_Set exercise_. Each entry below should be written out exactly as it is, with no pictures.

** START OF Supplied material **

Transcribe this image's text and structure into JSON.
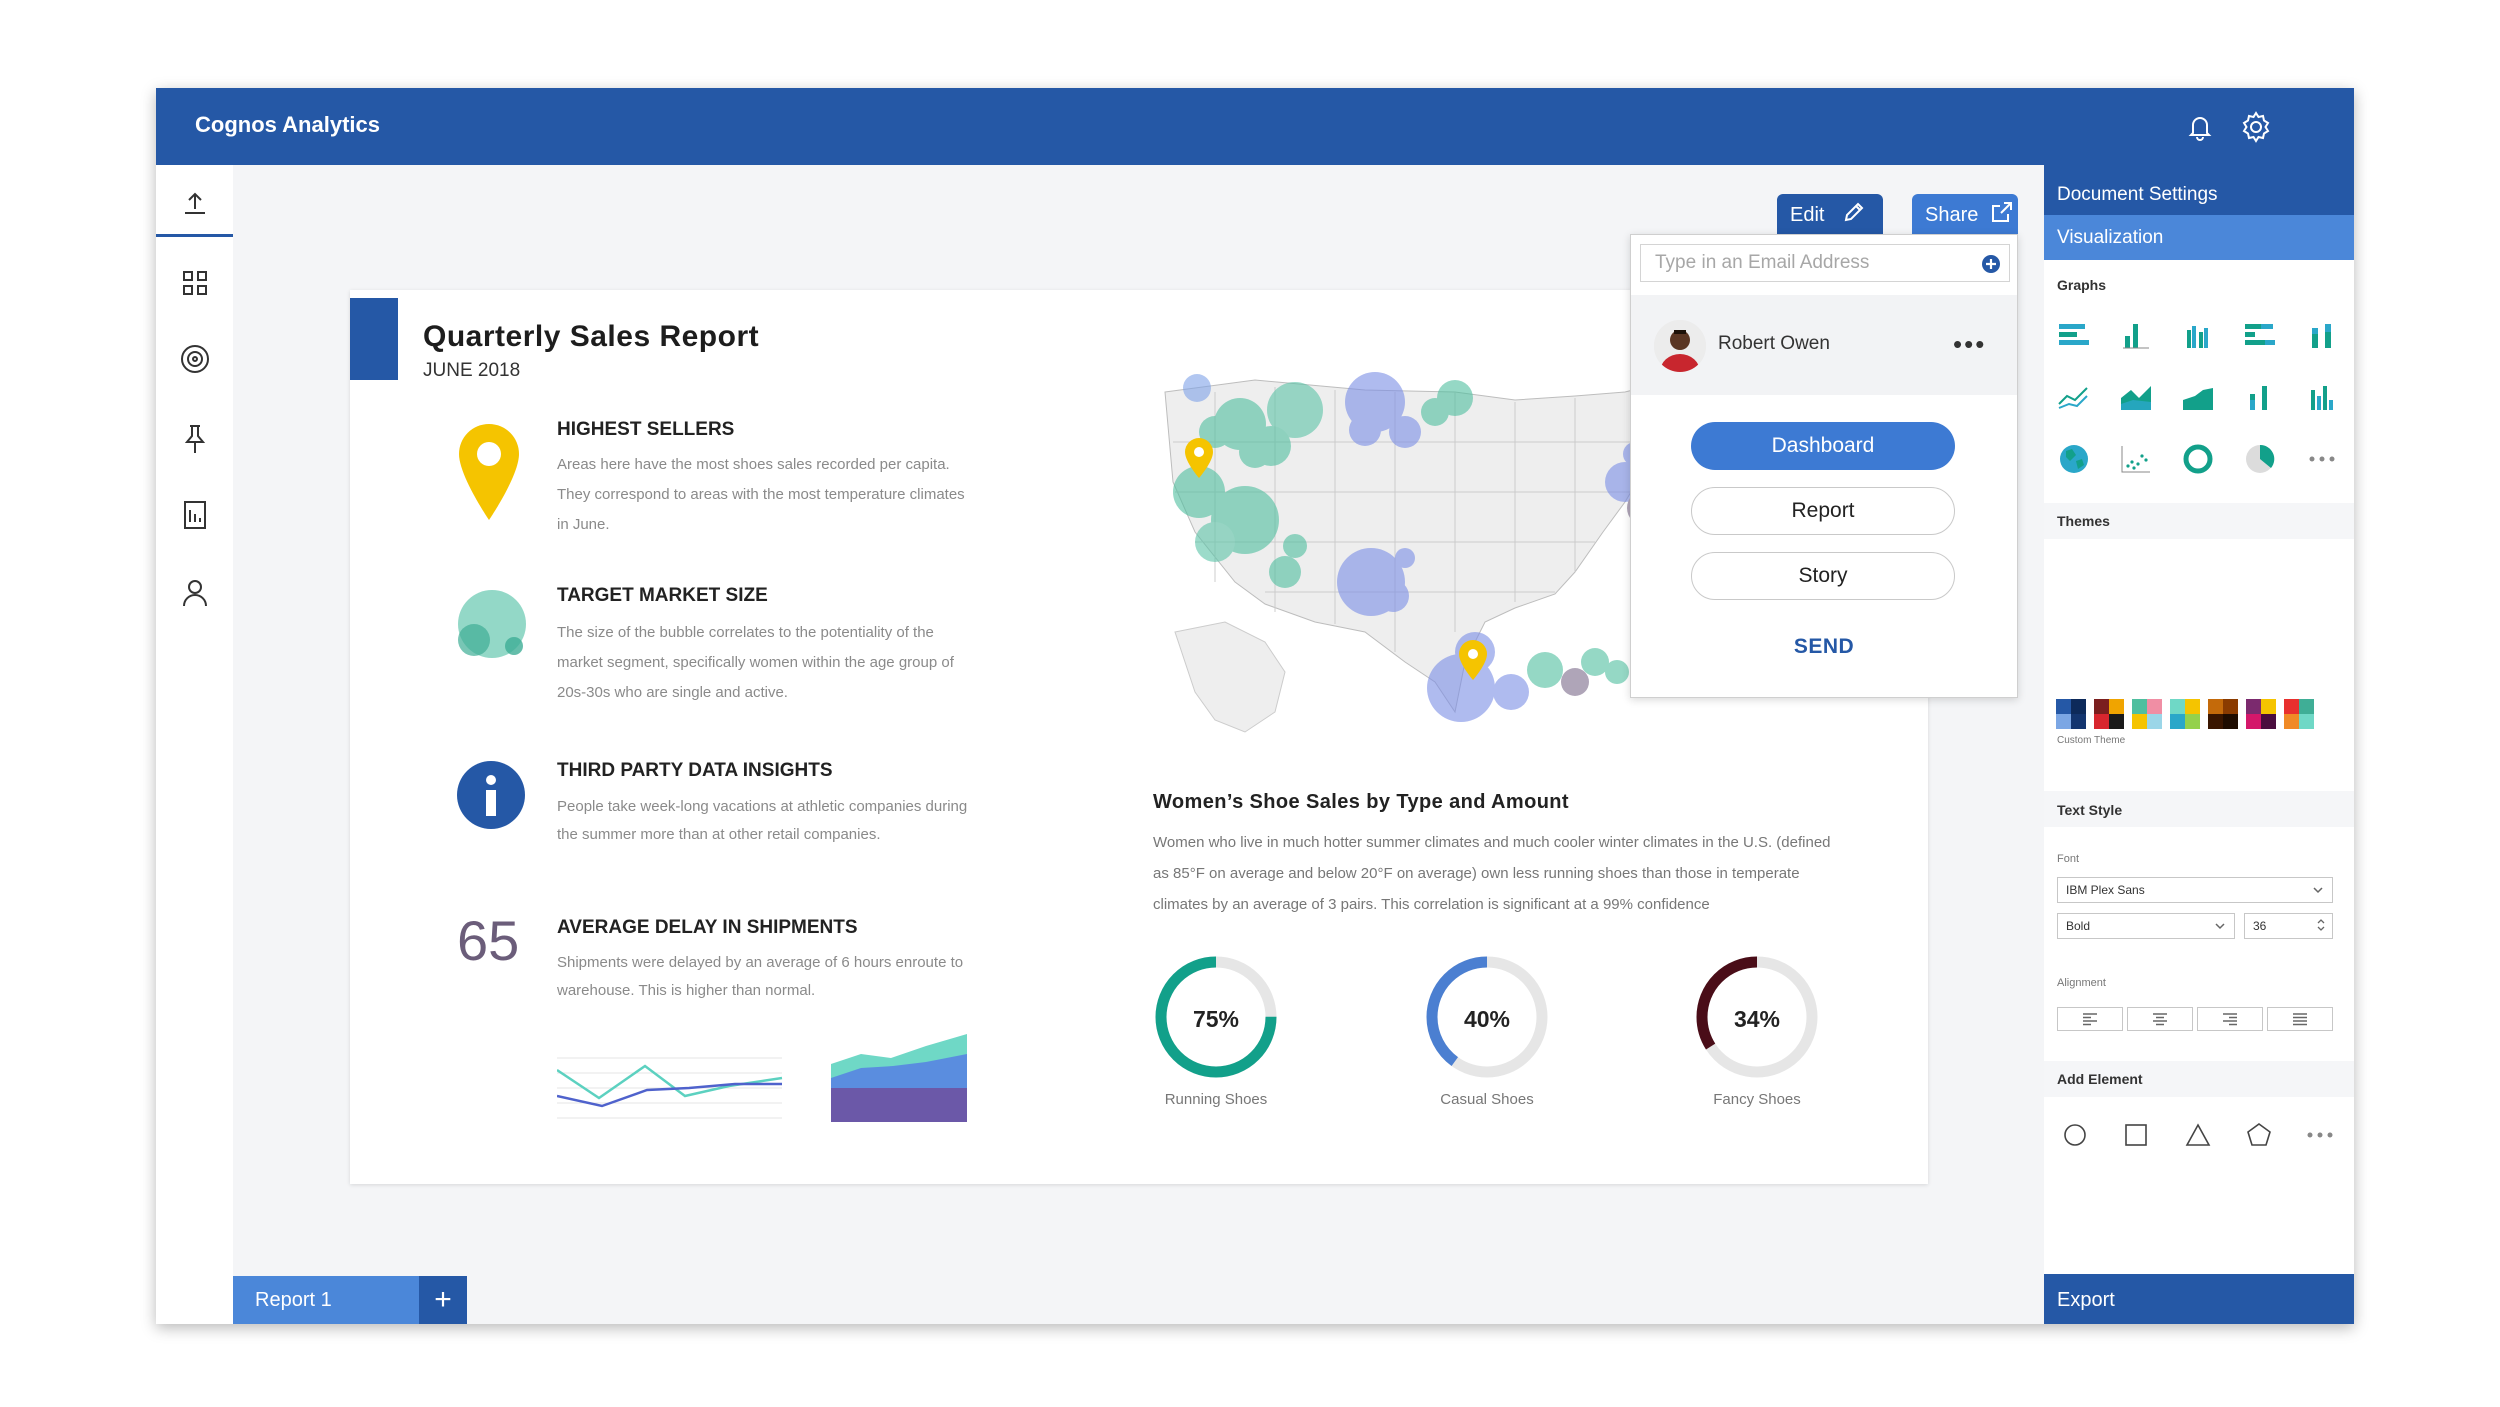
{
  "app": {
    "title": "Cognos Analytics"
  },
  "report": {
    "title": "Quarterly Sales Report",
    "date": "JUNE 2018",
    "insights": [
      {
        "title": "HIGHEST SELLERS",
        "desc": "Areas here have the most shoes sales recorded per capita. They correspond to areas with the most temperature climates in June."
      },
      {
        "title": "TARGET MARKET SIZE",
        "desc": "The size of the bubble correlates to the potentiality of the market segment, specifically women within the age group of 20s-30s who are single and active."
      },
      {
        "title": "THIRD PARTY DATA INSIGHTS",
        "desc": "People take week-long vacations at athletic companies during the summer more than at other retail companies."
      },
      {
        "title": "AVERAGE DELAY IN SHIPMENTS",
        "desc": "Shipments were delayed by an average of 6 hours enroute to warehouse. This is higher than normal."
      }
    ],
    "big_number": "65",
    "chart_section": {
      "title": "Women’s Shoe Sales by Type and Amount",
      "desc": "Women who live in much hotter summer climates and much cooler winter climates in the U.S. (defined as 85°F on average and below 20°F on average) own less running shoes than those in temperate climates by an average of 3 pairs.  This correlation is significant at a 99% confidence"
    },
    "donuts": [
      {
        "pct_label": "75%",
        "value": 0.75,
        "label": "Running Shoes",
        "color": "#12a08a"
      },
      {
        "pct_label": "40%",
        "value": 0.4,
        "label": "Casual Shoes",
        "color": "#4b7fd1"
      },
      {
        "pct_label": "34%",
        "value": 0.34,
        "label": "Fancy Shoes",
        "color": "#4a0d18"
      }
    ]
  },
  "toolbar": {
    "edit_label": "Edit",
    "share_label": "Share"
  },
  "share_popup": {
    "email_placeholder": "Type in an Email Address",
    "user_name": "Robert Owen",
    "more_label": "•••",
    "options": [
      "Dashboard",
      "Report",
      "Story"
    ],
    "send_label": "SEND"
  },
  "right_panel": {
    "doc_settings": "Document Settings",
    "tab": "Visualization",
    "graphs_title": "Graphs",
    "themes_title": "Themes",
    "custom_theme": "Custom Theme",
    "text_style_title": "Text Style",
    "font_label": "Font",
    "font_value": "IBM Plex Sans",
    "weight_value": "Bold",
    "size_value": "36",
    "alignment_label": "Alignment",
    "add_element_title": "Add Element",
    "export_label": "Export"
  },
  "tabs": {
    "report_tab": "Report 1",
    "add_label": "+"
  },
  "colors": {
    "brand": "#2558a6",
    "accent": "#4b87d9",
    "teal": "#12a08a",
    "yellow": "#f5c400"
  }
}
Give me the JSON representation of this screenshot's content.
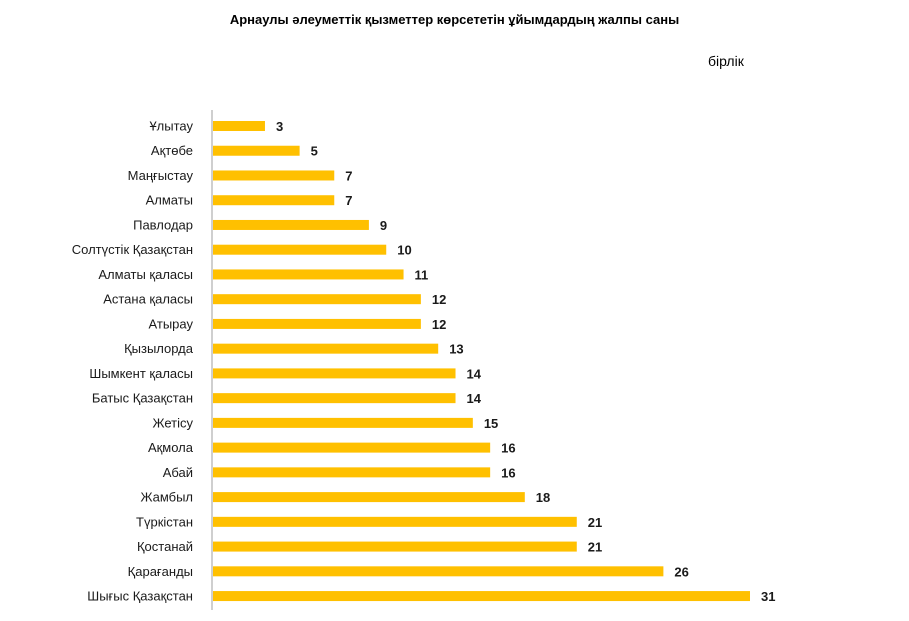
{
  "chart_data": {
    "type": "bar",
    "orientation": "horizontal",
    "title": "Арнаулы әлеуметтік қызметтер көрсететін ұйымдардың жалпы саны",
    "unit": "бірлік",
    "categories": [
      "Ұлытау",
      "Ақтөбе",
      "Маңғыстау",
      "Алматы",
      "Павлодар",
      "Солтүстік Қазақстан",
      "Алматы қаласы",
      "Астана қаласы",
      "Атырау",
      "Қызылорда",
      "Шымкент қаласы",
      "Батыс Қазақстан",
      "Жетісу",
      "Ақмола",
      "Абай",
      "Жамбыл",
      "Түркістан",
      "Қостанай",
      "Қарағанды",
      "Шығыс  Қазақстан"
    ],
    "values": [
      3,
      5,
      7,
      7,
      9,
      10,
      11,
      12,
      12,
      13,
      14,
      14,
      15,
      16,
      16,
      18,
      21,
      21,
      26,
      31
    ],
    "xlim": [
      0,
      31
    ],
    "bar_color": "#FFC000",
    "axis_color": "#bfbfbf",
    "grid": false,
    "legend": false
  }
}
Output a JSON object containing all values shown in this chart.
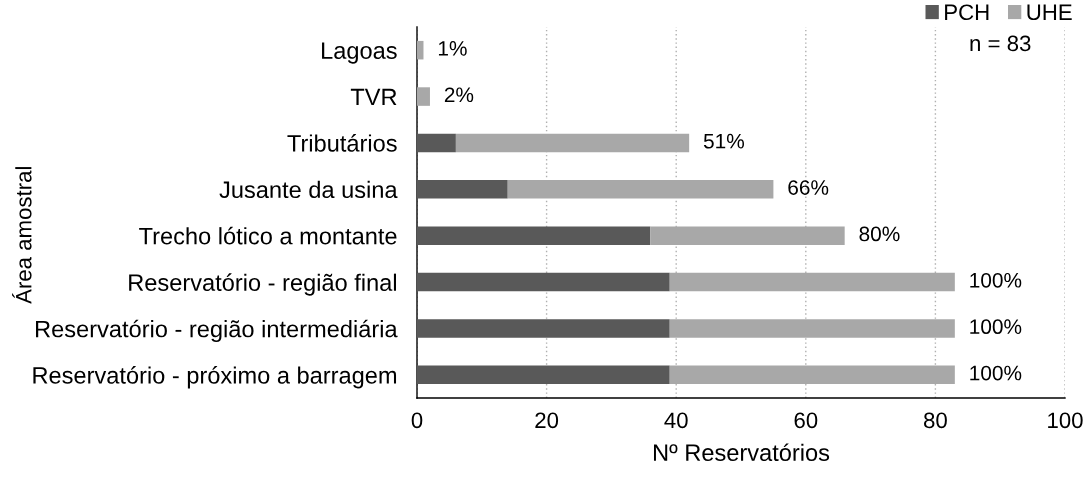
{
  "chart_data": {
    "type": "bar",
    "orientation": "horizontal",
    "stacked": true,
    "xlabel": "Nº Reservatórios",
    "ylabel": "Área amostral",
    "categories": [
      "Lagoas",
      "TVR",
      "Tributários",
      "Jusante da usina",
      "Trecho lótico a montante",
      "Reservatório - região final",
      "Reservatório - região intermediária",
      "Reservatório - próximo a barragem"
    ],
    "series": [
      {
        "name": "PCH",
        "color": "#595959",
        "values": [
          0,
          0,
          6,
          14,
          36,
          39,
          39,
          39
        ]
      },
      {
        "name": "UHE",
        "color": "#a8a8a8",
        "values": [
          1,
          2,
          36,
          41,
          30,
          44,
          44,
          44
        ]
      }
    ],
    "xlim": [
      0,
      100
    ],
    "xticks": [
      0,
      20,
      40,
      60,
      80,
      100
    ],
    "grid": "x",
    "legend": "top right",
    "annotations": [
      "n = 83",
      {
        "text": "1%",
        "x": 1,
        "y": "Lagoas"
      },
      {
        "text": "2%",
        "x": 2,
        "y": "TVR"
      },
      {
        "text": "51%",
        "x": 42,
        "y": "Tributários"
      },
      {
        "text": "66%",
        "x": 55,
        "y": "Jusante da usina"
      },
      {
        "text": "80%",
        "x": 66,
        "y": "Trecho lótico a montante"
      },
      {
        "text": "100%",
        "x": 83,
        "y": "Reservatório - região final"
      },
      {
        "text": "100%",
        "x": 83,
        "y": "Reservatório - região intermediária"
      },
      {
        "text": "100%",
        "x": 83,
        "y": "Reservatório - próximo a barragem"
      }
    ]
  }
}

** END OF Supplied material **

_Reply to the exercise_.
Transcribe this image's text and structure into JSON.
{
  "app": {
    "title": "Cognos Analytics"
  },
  "report": {
    "title": "Quarterly Sales Report",
    "date": "JUNE 2018",
    "insights": [
      {
        "title": "HIGHEST SELLERS",
        "desc": "Areas here have the most shoes sales recorded per capita. They correspond to areas with the most temperature climates in June."
      },
      {
        "title": "TARGET MARKET SIZE",
        "desc": "The size of the bubble correlates to the potentiality of the market segment, specifically women within the age group of 20s-30s who are single and active."
      },
      {
        "title": "THIRD PARTY DATA INSIGHTS",
        "desc": "People take week-long vacations at athletic companies during the summer more than at other retail companies."
      },
      {
        "title": "AVERAGE DELAY IN SHIPMENTS",
        "desc": "Shipments were delayed by an average of 6 hours enroute to warehouse. This is higher than normal."
      }
    ],
    "big_number": "65",
    "chart_section": {
      "title": "Women’s Shoe Sales by Type and Amount",
      "desc": "Women who live in much hotter summer climates and much cooler winter climates in the U.S. (defined as 85°F on average and below 20°F on average) own less running shoes than those in temperate climates by an average of 3 pairs.  This correlation is significant at a 99% confidence"
    },
    "donuts": [
      {
        "pct_label": "75%",
        "value": 0.75,
        "label": "Running Shoes",
        "color": "#12a08a"
      },
      {
        "pct_label": "40%",
        "value": 0.4,
        "label": "Casual Shoes",
        "color": "#4b7fd1"
      },
      {
        "pct_label": "34%",
        "value": 0.34,
        "label": "Fancy Shoes",
        "color": "#4a0d18"
      }
    ]
  },
  "toolbar": {
    "edit_label": "Edit",
    "share_label": "Share"
  },
  "share_popup": {
    "email_placeholder": "Type in an Email Address",
    "user_name": "Robert Owen",
    "more_label": "•••",
    "options": [
      "Dashboard",
      "Report",
      "Story"
    ],
    "send_label": "SEND"
  },
  "right_panel": {
    "doc_settings": "Document Settings",
    "tab": "Visualization",
    "graphs_title": "Graphs",
    "themes_title": "Themes",
    "custom_theme": "Custom Theme",
    "text_style_title": "Text Style",
    "font_label": "Font",
    "font_value": "IBM Plex Sans",
    "weight_value": "Bold",
    "size_value": "36",
    "alignment_label": "Alignment",
    "add_element_title": "Add Element",
    "export_label": "Export"
  },
  "tabs": {
    "report_tab": "Report 1",
    "add_label": "+"
  },
  "colors": {
    "brand": "#2558a6",
    "accent": "#4b87d9",
    "teal": "#12a08a",
    "yellow": "#f5c400"
  }
}
Give me the JSON representation of this screenshot's content.
{
  "chart_data": {
    "type": "bar",
    "orientation": "horizontal",
    "title": "Арнаулы әлеуметтік қызметтер көрсететін ұйымдардың жалпы саны",
    "unit": "бірлік",
    "categories": [
      "Ұлытау",
      "Ақтөбе",
      "Маңғыстау",
      "Алматы",
      "Павлодар",
      "Солтүстік Қазақстан",
      "Алматы қаласы",
      "Астана қаласы",
      "Атырау",
      "Қызылорда",
      "Шымкент қаласы",
      "Батыс Қазақстан",
      "Жетісу",
      "Ақмола",
      "Абай",
      "Жамбыл",
      "Түркістан",
      "Қостанай",
      "Қарағанды",
      "Шығыс  Қазақстан"
    ],
    "values": [
      3,
      5,
      7,
      7,
      9,
      10,
      11,
      12,
      12,
      13,
      14,
      14,
      15,
      16,
      16,
      18,
      21,
      21,
      26,
      31
    ],
    "xlim": [
      0,
      31
    ],
    "bar_color": "#FFC000",
    "axis_color": "#bfbfbf",
    "grid": false,
    "legend": false
  }
}
Output a JSON object containing all values shown in this chart.
{
  "chart_data": {
    "type": "bar",
    "orientation": "horizontal",
    "stacked": true,
    "xlabel": "Nº Reservatórios",
    "ylabel": "Área amostral",
    "categories": [
      "Lagoas",
      "TVR",
      "Tributários",
      "Jusante da usina",
      "Trecho lótico a montante",
      "Reservatório - região final",
      "Reservatório - região intermediária",
      "Reservatório - próximo a barragem"
    ],
    "series": [
      {
        "name": "PCH",
        "color": "#595959",
        "values": [
          0,
          0,
          6,
          14,
          36,
          39,
          39,
          39
        ]
      },
      {
        "name": "UHE",
        "color": "#a8a8a8",
        "values": [
          1,
          2,
          36,
          41,
          30,
          44,
          44,
          44
        ]
      }
    ],
    "xlim": [
      0,
      100
    ],
    "xticks": [
      0,
      20,
      40,
      60,
      80,
      100
    ],
    "grid": "x",
    "legend": "top right",
    "annotations": [
      "n = 83",
      {
        "text": "1%",
        "x": 1,
        "y": "Lagoas"
      },
      {
        "text": "2%",
        "x": 2,
        "y": "TVR"
      },
      {
        "text": "51%",
        "x": 42,
        "y": "Tributários"
      },
      {
        "text": "66%",
        "x": 55,
        "y": "Jusante da usina"
      },
      {
        "text": "80%",
        "x": 66,
        "y": "Trecho lótico a montante"
      },
      {
        "text": "100%",
        "x": 83,
        "y": "Reservatório - região final"
      },
      {
        "text": "100%",
        "x": 83,
        "y": "Reservatório - região intermediária"
      },
      {
        "text": "100%",
        "x": 83,
        "y": "Reservatório - próximo a barragem"
      }
    ]
  }
}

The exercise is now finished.